Data excerpts:
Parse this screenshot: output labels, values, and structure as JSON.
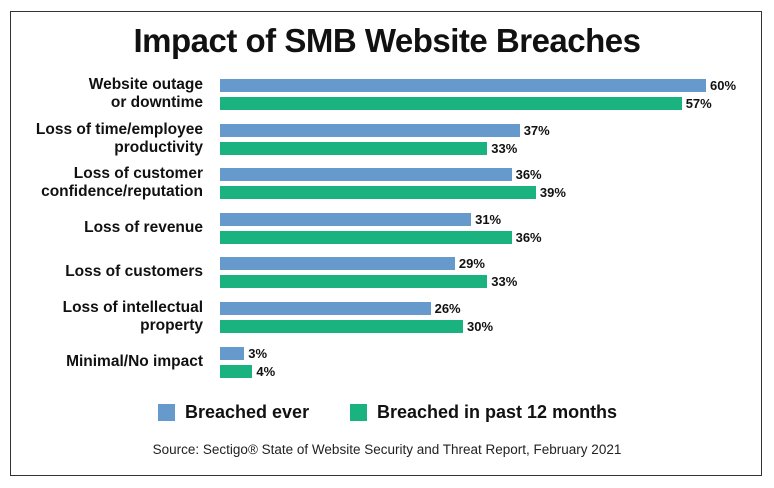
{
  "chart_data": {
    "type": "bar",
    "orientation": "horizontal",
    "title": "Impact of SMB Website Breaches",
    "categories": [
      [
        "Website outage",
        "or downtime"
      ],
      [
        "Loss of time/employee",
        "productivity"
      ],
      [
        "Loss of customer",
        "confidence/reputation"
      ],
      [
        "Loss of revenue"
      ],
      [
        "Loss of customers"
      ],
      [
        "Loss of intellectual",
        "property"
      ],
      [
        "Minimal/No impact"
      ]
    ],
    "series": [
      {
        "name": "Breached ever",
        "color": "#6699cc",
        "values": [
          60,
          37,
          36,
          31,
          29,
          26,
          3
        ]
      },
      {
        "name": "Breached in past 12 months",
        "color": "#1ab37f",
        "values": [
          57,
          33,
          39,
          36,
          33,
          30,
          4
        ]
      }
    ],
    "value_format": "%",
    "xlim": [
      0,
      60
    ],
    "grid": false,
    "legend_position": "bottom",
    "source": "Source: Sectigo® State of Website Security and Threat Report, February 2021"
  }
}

...

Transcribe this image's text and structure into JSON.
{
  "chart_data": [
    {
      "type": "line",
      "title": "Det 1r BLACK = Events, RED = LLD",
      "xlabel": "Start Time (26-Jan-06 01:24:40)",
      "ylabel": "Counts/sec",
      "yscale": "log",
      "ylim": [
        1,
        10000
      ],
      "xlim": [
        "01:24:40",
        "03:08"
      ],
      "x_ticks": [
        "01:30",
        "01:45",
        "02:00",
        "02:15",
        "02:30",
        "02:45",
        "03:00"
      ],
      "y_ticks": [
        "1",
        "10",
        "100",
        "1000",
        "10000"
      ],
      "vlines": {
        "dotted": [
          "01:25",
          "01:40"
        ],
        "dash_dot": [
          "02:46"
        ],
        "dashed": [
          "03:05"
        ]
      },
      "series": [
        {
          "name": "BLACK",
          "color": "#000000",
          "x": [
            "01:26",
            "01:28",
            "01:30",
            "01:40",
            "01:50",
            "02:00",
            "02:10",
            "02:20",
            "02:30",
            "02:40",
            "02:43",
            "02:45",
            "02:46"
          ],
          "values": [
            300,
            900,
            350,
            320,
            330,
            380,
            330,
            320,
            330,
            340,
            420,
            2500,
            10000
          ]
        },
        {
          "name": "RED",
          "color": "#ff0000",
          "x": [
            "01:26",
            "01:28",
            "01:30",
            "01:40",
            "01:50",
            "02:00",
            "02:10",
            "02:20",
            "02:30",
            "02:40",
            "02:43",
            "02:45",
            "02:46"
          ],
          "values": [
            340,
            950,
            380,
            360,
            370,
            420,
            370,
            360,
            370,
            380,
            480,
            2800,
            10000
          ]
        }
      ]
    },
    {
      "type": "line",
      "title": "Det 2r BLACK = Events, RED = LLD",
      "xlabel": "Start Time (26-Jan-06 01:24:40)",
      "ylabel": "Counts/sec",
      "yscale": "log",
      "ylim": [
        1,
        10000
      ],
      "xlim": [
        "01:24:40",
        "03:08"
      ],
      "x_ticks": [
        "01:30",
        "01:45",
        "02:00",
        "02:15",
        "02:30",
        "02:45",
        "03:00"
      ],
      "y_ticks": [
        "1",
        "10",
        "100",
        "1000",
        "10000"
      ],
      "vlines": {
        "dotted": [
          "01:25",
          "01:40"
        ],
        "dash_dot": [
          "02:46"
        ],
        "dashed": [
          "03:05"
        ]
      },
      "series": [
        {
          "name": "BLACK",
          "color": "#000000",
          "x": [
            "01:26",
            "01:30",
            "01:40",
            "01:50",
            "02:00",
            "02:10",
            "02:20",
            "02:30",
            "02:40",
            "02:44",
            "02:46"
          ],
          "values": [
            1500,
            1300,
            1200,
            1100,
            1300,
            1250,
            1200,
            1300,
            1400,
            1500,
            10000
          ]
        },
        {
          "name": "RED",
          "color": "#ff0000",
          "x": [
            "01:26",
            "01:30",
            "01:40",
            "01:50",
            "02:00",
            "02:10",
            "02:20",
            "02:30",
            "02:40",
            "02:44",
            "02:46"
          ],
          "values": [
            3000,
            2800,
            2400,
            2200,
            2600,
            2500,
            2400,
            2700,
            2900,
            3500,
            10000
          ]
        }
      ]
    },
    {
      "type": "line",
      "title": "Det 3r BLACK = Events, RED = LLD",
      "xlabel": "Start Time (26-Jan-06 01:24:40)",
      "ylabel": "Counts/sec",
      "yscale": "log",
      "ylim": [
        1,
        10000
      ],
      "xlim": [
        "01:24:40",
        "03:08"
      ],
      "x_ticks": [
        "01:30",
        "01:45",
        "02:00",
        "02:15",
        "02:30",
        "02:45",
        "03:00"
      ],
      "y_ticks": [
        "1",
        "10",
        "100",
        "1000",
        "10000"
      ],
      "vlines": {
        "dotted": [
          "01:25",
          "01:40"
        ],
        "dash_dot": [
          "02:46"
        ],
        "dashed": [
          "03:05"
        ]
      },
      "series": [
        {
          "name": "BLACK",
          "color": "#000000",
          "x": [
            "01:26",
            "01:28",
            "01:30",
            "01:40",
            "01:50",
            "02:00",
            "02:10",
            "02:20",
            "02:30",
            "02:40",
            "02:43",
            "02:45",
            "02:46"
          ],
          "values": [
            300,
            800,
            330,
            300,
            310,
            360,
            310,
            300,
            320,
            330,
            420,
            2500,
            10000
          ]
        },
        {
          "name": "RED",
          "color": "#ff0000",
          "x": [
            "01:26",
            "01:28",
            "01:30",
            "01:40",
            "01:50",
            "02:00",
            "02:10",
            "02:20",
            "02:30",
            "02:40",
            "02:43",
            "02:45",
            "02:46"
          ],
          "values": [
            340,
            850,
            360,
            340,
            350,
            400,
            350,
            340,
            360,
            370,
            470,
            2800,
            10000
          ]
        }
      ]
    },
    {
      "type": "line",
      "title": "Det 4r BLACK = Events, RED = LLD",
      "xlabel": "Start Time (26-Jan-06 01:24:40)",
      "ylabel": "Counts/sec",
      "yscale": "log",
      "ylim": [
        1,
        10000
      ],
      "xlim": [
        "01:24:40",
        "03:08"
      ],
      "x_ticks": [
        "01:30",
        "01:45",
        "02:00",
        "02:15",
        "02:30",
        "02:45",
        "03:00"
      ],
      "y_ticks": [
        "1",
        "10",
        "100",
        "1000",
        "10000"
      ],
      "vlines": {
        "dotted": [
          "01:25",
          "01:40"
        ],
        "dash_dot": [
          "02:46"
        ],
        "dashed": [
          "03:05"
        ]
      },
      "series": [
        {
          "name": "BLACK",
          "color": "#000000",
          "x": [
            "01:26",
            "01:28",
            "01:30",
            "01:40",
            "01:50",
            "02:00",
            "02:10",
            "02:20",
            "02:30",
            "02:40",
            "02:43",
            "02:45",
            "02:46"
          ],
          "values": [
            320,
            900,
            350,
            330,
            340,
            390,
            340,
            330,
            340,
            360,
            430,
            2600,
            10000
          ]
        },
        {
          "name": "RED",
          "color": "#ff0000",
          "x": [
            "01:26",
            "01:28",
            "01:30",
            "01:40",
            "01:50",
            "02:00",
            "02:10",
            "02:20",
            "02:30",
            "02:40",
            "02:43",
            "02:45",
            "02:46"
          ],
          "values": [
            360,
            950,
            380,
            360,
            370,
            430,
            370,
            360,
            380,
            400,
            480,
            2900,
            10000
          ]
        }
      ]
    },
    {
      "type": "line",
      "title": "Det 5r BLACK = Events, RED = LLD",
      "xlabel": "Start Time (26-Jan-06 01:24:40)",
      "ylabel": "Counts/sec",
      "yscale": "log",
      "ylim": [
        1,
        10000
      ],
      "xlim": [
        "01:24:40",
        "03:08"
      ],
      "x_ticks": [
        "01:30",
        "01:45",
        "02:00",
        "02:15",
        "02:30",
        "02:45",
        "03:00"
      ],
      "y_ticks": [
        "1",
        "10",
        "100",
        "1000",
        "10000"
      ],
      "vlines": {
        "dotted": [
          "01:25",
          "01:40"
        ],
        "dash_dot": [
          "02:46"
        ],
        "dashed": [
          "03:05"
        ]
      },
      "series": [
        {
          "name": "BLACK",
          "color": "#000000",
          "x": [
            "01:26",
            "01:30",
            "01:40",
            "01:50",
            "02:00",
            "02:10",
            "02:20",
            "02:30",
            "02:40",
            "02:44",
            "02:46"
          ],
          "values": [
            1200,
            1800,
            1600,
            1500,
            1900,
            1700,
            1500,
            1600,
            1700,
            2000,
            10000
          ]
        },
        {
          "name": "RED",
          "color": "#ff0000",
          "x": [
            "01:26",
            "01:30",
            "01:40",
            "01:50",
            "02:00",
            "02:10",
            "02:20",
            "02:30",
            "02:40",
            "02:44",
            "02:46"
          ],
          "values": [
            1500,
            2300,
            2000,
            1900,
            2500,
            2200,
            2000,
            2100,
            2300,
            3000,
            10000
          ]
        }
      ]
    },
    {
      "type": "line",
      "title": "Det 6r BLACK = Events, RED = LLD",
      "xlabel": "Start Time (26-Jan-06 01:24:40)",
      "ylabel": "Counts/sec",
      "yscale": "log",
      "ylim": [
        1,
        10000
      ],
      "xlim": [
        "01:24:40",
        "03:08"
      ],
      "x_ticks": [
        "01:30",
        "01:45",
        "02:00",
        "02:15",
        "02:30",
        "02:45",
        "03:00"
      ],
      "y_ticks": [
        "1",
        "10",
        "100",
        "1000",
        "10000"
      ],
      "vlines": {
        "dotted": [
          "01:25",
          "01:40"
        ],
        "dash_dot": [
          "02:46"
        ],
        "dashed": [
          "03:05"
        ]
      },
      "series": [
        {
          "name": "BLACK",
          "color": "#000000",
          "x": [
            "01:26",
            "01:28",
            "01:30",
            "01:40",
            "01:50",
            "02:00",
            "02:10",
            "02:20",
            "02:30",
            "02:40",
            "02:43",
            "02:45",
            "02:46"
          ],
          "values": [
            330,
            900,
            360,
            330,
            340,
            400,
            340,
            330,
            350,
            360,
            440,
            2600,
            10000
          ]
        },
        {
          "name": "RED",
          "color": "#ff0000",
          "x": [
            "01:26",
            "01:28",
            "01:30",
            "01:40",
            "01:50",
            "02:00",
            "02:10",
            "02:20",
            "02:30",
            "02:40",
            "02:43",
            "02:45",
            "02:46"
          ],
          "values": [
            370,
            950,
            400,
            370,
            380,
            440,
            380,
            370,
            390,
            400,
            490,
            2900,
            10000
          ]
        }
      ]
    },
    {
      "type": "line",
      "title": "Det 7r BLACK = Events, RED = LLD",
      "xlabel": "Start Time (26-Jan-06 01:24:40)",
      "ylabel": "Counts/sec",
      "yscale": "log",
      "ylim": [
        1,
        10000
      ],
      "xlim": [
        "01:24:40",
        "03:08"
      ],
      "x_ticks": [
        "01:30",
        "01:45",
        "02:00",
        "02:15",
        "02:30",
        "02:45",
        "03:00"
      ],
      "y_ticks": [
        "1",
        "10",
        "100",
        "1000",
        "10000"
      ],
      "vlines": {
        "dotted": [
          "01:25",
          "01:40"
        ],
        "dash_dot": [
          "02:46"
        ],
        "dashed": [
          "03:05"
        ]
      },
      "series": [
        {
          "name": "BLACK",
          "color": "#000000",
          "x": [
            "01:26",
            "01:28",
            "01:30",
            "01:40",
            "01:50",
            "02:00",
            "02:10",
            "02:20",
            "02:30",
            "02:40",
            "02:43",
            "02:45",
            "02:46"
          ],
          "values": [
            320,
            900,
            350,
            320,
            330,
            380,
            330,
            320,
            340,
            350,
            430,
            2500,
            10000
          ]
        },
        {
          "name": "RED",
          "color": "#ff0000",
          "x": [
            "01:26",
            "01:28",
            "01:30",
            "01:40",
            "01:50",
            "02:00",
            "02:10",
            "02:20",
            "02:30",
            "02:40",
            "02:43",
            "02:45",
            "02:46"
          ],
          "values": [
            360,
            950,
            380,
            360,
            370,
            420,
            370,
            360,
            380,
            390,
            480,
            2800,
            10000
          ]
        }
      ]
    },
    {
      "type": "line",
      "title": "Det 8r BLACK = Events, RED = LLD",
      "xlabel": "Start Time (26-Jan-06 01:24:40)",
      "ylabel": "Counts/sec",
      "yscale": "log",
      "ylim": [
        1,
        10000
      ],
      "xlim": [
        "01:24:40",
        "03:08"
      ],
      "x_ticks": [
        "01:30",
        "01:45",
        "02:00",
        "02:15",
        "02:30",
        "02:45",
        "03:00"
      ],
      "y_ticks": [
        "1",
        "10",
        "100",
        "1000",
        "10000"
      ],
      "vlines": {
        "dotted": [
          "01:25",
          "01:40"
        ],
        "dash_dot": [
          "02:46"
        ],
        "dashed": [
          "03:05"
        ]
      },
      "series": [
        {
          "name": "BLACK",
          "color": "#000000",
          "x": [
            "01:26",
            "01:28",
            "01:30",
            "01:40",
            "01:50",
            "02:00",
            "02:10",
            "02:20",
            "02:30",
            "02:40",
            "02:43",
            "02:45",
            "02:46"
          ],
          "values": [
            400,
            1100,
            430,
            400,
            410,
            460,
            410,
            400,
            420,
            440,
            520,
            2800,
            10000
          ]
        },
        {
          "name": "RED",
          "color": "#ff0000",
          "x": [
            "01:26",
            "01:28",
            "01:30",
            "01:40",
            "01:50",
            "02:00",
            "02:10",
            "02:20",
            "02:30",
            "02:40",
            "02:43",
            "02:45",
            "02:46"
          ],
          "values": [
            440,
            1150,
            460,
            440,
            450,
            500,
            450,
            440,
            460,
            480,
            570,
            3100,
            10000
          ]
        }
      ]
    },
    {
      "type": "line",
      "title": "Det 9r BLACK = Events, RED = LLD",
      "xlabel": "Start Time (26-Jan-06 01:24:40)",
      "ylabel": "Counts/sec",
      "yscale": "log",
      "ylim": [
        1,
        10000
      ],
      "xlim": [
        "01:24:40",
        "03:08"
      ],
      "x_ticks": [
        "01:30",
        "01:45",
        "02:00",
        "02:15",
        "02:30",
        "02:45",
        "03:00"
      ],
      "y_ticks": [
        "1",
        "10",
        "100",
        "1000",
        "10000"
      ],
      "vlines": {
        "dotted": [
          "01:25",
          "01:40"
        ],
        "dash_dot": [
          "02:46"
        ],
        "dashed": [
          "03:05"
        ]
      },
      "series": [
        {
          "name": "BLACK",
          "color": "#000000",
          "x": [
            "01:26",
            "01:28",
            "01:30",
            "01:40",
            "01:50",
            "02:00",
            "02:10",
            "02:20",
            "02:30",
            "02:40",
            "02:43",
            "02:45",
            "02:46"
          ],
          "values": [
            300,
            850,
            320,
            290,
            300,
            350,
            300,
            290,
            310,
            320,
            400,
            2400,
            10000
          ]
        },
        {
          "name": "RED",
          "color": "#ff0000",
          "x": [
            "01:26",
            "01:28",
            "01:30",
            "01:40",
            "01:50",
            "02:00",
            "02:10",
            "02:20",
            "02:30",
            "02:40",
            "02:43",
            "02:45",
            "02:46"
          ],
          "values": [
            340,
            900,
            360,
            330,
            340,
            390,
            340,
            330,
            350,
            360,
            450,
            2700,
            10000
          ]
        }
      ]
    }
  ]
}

Problem details:
Scan the lines for the string "Website". Pick out every line that has it.

Answer to the problem:
    "title": "Impact of SMB Website Breaches",
        "Website outage",
    "source": "Source: Sectigo® State of Website Security and Threat Report, February 2021"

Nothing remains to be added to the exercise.